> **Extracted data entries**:
********************
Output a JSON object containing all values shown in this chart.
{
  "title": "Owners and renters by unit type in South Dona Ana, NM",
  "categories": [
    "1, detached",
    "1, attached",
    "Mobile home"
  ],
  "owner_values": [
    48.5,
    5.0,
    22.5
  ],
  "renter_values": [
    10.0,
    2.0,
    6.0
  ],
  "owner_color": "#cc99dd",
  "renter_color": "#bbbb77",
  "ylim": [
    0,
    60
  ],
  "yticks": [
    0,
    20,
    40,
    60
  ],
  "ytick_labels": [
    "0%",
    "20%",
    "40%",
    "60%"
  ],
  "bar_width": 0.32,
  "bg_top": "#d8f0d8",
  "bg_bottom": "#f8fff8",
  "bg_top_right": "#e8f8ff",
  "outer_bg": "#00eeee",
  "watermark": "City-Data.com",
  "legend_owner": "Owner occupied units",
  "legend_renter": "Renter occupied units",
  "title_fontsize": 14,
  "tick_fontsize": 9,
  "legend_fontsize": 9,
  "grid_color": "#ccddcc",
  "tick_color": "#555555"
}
********************
> **Task instructions**: In full and verbatim, repeat the records given above.

> **Expected answer**:
Output a JSON object containing all values shown in this chart.
{
  "title": "Owners and renters by unit type in South Dona Ana, NM",
  "categories": [
    "1, detached",
    "1, attached",
    "Mobile home"
  ],
  "owner_values": [
    48.5,
    5.0,
    22.5
  ],
  "renter_values": [
    10.0,
    2.0,
    6.0
  ],
  "owner_color": "#cc99dd",
  "renter_color": "#bbbb77",
  "ylim": [
    0,
    60
  ],
  "yticks": [
    0,
    20,
    40,
    60
  ],
  "ytick_labels": [
    "0%",
    "20%",
    "40%",
    "60%"
  ],
  "bar_width": 0.32,
  "bg_top": "#d8f0d8",
  "bg_bottom": "#f8fff8",
  "bg_top_right": "#e8f8ff",
  "outer_bg": "#00eeee",
  "watermark": "City-Data.com",
  "legend_owner": "Owner occupied units",
  "legend_renter": "Renter occupied units",
  "title_fontsize": 14,
  "tick_fontsize": 9,
  "legend_fontsize": 9,
  "grid_color": "#ccddcc",
  "tick_color": "#555555"
}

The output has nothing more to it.